## Available data
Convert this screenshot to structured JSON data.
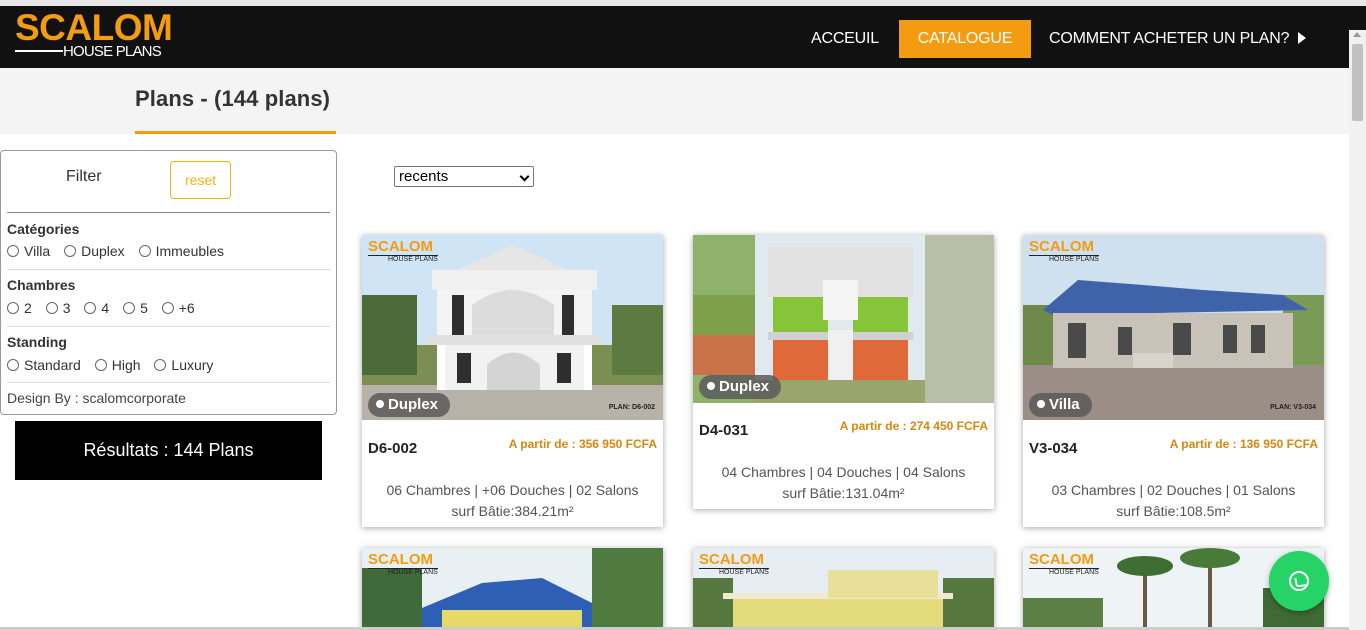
{
  "brand": {
    "name": "SCALOM",
    "sub": "HOUSE PLANS",
    "accent": "#f39c12"
  },
  "nav": {
    "items": [
      {
        "label": "ACCEUIL"
      },
      {
        "label": "CATALOGUE",
        "active": true
      },
      {
        "label": "COMMENT ACHETER UN PLAN?"
      }
    ]
  },
  "page": {
    "title": "Plans - (144 plans)"
  },
  "filter": {
    "title": "Filter",
    "reset_label": "reset",
    "sections": [
      {
        "title": "Catégories",
        "options": [
          "Villa",
          "Duplex",
          "Immeubles"
        ]
      },
      {
        "title": "Chambres",
        "options": [
          "2",
          "3",
          "4",
          "5",
          "+6"
        ]
      },
      {
        "title": "Standing",
        "options": [
          "Standard",
          "High",
          "Luxury"
        ]
      }
    ],
    "design_by": "Design By : scalomcorporate"
  },
  "results": {
    "label": "Résultats : 144 Plans"
  },
  "sort": {
    "selected": "recents"
  },
  "cards": [
    {
      "code": "D6-002",
      "type": "Duplex",
      "price": "A partir de : 356 950 FCFA",
      "rooms": "06 Chambres | +06 Douches | 02 Salons",
      "surface": "surf Bâtie:384.21m²",
      "img_logo": "SCALOM",
      "img_logo_sub": "HOUSE PLANS",
      "img_plan": "PLAN: D6-002"
    },
    {
      "code": "D4-031",
      "type": "Duplex",
      "price": "A partir de : 274 450 FCFA",
      "rooms": "04 Chambres | 04 Douches | 04 Salons",
      "surface": "surf Bâtie:131.04m²"
    },
    {
      "code": "V3-034",
      "type": "Villa",
      "price": "A partir de : 136 950 FCFA",
      "rooms": "03 Chambres | 02 Douches | 01 Salons",
      "surface": "surf Bâtie:108.5m²",
      "img_logo": "SCALOM",
      "img_logo_sub": "HOUSE PLANS",
      "img_plan": "PLAN: V3-034"
    }
  ],
  "bottom_cards": [
    {
      "img_logo": "SCALOM",
      "img_logo_sub": "HOUSE PLANS"
    },
    {
      "img_logo": "SCALOM",
      "img_logo_sub": "HOUSE PLANS"
    },
    {
      "img_logo": "SCALOM",
      "img_logo_sub": "HOUSE PLANS"
    }
  ],
  "whatsapp": {
    "icon": "whatsapp-icon",
    "color": "#25d366"
  }
}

## Written problem
Can you restate all the records above word for word while dropping the pictures?

## Exercise response
Convert this screenshot to structured JSON data.
{
  "brand": {
    "name": "SCALOM",
    "sub": "HOUSE PLANS",
    "accent": "#f39c12"
  },
  "nav": {
    "items": [
      {
        "label": "ACCEUIL"
      },
      {
        "label": "CATALOGUE",
        "active": true
      },
      {
        "label": "COMMENT ACHETER UN PLAN?"
      }
    ]
  },
  "page": {
    "title": "Plans - (144 plans)"
  },
  "filter": {
    "title": "Filter",
    "reset_label": "reset",
    "sections": [
      {
        "title": "Catégories",
        "options": [
          "Villa",
          "Duplex",
          "Immeubles"
        ]
      },
      {
        "title": "Chambres",
        "options": [
          "2",
          "3",
          "4",
          "5",
          "+6"
        ]
      },
      {
        "title": "Standing",
        "options": [
          "Standard",
          "High",
          "Luxury"
        ]
      }
    ],
    "design_by": "Design By : scalomcorporate"
  },
  "results": {
    "label": "Résultats : 144 Plans"
  },
  "sort": {
    "selected": "recents"
  },
  "cards": [
    {
      "code": "D6-002",
      "type": "Duplex",
      "price": "A partir de : 356 950 FCFA",
      "rooms": "06 Chambres | +06 Douches | 02 Salons",
      "surface": "surf Bâtie:384.21m²",
      "img_logo": "SCALOM",
      "img_logo_sub": "HOUSE PLANS",
      "img_plan": "PLAN: D6-002"
    },
    {
      "code": "D4-031",
      "type": "Duplex",
      "price": "A partir de : 274 450 FCFA",
      "rooms": "04 Chambres | 04 Douches | 04 Salons",
      "surface": "surf Bâtie:131.04m²"
    },
    {
      "code": "V3-034",
      "type": "Villa",
      "price": "A partir de : 136 950 FCFA",
      "rooms": "03 Chambres | 02 Douches | 01 Salons",
      "surface": "surf Bâtie:108.5m²",
      "img_logo": "SCALOM",
      "img_logo_sub": "HOUSE PLANS",
      "img_plan": "PLAN: V3-034"
    }
  ],
  "bottom_cards": [
    {
      "img_logo": "SCALOM",
      "img_logo_sub": "HOUSE PLANS"
    },
    {
      "img_logo": "SCALOM",
      "img_logo_sub": "HOUSE PLANS"
    },
    {
      "img_logo": "SCALOM",
      "img_logo_sub": "HOUSE PLANS"
    }
  ],
  "whatsapp": {
    "icon": "whatsapp-icon",
    "color": "#25d366"
  }
}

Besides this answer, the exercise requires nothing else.